- **OBJECTIVE**: Which lines hold the string "费率为峰"? Copy every one of them.
════════════════════
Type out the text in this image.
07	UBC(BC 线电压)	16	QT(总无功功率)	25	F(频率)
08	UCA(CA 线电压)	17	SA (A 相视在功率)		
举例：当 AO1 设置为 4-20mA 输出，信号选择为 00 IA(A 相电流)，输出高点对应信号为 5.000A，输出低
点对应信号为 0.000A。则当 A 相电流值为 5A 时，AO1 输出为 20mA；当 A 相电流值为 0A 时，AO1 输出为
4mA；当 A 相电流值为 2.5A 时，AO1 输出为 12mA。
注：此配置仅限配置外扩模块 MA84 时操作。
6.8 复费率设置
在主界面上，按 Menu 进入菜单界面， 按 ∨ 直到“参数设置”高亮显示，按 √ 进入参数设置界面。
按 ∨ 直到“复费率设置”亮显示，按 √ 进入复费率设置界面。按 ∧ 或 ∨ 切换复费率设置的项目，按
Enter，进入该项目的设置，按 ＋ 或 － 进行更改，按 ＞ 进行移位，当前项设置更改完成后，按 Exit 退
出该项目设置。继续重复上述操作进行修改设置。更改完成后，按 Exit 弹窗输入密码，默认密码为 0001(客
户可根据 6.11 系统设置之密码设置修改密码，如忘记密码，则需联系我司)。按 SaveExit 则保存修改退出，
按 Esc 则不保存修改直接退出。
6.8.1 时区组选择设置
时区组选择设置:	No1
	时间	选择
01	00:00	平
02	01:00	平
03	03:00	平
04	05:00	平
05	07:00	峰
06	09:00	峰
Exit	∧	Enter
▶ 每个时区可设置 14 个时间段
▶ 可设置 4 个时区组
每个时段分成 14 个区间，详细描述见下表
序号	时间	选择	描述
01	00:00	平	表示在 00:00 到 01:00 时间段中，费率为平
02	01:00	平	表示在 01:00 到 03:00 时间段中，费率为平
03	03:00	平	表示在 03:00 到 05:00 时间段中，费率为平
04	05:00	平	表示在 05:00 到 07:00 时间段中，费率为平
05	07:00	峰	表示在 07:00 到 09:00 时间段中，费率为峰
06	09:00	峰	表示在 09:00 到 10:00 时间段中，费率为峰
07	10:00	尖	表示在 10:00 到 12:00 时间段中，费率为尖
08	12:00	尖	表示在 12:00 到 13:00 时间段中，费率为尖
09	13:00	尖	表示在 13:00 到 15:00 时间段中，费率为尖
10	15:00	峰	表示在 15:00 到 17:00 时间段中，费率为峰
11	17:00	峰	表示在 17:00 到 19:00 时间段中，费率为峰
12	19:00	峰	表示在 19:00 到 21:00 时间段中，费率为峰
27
════════════════════
- **RESULT OF THE EXERCISE**:
05	07:00	峰	表示在 07:00 到 09:00 时间段中，费率为峰
06	09:00	峰	表示在 09:00 到 10:00 时间段中，费率为峰
10	15:00	峰	表示在 15:00 到 17:00 时间段中，费率为峰
11	17:00	峰	表示在 17:00 到 19:00 时间段中，费率为峰
12	19:00	峰	表示在 19:00 到 21:00 时间段中，费率为峰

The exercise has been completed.